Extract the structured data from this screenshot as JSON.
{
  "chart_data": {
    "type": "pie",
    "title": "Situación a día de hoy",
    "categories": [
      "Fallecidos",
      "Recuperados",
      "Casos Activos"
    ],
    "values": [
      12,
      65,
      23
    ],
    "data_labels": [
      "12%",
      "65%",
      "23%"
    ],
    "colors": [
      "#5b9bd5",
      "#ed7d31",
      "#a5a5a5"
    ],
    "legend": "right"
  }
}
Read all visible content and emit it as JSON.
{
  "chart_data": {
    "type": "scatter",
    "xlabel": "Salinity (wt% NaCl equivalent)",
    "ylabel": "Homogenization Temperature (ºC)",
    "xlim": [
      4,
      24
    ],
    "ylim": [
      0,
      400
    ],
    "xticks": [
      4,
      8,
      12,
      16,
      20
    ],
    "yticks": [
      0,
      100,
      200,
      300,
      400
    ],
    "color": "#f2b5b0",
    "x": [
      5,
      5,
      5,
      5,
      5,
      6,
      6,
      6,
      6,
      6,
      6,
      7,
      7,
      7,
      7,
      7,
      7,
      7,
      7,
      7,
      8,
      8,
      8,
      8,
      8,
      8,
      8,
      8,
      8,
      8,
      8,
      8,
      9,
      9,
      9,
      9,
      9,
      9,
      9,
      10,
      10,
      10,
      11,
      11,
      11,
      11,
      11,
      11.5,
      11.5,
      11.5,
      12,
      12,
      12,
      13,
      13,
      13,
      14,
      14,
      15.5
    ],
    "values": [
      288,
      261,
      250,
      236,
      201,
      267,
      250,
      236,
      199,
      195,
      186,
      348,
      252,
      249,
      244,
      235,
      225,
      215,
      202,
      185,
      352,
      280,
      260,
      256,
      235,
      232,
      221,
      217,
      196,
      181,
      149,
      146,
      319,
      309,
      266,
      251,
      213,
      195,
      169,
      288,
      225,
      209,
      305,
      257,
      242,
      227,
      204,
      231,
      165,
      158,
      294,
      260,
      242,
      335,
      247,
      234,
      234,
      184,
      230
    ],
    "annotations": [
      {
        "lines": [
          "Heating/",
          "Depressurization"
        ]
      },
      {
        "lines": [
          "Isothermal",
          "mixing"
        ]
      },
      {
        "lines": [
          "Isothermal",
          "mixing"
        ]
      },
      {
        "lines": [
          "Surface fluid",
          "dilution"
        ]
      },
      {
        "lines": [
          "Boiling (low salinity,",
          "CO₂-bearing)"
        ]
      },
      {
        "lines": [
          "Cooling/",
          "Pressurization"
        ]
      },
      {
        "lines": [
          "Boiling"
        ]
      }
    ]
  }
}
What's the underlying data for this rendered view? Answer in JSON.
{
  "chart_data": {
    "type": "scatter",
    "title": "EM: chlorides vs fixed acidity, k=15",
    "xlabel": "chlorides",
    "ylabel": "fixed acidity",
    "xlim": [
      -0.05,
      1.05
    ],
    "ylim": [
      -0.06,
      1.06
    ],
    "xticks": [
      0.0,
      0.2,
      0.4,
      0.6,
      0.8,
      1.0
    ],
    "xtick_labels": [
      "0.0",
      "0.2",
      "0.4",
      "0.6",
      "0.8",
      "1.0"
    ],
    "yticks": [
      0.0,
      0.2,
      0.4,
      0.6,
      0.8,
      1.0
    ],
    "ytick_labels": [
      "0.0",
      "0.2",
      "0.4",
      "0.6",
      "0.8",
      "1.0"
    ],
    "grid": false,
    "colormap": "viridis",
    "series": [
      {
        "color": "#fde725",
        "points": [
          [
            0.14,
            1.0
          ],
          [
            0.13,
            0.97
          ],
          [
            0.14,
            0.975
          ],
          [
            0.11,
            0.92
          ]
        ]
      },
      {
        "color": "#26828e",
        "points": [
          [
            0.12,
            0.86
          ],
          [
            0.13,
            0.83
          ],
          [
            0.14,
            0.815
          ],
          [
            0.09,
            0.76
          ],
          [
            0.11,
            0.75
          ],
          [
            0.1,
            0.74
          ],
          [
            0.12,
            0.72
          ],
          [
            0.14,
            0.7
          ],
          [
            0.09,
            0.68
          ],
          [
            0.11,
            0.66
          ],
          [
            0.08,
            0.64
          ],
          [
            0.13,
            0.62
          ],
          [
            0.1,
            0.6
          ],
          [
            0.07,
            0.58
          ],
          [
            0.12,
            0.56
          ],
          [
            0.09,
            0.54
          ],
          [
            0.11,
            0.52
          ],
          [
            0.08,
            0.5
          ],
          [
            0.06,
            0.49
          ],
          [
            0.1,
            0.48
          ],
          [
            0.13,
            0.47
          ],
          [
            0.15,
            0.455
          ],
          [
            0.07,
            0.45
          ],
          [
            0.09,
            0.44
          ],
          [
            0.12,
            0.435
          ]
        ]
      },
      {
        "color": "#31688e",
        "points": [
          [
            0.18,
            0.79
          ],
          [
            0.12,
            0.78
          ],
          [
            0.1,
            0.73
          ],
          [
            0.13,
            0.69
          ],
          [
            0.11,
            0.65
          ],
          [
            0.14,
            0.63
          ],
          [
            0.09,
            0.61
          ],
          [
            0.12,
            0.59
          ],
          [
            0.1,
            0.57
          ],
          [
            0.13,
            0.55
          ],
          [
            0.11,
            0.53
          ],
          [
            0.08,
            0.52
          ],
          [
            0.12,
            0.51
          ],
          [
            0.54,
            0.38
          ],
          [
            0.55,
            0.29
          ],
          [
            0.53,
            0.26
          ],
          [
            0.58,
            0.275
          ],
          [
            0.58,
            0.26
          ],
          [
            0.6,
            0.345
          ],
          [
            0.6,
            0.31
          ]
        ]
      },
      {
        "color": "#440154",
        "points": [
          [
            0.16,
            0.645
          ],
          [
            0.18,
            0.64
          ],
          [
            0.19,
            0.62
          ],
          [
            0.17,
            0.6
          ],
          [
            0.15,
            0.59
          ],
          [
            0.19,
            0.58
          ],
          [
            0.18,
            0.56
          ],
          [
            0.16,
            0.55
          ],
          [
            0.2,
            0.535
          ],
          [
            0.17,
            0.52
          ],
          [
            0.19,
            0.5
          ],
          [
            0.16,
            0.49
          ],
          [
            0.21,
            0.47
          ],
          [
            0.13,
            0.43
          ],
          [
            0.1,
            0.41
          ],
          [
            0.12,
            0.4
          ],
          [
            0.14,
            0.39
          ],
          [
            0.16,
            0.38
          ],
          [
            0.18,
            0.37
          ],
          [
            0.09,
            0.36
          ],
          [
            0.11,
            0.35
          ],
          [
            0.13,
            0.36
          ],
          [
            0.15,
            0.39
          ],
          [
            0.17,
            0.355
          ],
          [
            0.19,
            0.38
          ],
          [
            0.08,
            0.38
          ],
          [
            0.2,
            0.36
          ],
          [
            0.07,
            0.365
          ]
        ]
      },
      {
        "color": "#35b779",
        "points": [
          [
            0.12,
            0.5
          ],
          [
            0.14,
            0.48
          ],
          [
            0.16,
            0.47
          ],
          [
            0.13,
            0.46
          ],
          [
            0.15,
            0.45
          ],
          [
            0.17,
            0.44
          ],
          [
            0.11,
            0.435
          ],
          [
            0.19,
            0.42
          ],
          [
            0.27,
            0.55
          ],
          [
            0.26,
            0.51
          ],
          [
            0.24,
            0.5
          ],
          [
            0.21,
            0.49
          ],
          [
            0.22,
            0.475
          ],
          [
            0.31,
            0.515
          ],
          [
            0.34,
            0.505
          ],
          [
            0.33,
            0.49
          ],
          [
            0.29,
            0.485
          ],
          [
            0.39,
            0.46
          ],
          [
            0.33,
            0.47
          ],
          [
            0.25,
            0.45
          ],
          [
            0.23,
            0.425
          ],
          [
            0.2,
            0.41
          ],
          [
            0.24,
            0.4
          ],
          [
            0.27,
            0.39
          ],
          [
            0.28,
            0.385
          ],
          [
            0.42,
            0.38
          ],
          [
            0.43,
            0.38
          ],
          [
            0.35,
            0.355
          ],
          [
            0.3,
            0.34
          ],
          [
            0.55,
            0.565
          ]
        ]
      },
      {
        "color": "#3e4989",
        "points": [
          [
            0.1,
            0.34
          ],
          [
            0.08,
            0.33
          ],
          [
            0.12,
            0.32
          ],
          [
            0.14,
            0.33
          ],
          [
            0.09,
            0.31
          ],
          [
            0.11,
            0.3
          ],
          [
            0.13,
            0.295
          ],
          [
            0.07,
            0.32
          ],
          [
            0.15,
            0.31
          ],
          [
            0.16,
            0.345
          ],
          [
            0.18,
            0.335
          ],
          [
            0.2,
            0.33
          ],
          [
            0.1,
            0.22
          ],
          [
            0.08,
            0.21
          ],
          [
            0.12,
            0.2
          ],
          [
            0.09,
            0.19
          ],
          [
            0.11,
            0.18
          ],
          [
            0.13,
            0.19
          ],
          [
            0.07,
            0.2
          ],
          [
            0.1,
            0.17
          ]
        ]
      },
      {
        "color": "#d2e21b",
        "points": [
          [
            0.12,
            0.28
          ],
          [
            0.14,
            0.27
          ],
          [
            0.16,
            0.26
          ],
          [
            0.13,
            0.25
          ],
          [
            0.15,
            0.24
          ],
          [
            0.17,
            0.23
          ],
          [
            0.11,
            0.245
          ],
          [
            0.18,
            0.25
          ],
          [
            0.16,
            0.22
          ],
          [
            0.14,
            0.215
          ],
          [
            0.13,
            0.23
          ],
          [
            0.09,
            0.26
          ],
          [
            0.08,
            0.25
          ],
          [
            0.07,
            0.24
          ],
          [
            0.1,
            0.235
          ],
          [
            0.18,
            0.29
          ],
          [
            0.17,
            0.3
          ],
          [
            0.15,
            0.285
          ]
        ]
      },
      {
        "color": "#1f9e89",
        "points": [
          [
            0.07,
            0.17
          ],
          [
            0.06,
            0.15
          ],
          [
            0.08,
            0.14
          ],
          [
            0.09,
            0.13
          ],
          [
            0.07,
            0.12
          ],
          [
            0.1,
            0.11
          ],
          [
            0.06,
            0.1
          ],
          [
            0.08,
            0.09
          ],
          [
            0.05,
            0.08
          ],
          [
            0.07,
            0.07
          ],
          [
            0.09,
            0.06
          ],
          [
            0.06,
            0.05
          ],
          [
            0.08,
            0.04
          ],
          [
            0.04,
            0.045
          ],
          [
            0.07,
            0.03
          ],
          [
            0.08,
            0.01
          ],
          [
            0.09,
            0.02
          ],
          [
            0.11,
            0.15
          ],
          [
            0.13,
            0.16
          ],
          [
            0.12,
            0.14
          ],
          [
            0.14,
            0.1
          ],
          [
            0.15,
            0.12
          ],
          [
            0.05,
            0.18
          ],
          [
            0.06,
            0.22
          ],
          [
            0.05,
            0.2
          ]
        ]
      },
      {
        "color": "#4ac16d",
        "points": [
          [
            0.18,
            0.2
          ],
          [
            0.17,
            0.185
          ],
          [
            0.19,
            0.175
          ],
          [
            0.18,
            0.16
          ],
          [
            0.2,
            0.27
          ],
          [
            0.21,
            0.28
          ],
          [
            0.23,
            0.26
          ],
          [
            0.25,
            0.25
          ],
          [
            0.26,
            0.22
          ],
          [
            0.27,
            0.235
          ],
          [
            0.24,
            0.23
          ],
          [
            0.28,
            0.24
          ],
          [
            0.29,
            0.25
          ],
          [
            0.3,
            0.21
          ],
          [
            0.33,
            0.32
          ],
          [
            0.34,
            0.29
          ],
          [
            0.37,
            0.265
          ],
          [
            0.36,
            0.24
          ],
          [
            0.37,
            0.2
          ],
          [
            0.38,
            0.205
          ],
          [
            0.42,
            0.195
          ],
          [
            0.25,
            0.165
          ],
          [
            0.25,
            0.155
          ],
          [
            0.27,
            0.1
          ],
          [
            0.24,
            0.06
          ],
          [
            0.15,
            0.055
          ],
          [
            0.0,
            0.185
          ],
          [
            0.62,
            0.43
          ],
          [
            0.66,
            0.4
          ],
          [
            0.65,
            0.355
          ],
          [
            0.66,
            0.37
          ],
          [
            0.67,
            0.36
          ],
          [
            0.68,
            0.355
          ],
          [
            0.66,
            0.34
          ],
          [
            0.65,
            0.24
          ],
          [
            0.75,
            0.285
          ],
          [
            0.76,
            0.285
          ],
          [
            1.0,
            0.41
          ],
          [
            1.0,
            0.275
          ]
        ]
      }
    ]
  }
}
- - - - - - -
## Task to complete
From the listing above, copy every line that holds the string "this".

## Expected output
Extract the structured data from this screenshot as JSON.
What's the underlying data for this rendered view? Answer in JSON.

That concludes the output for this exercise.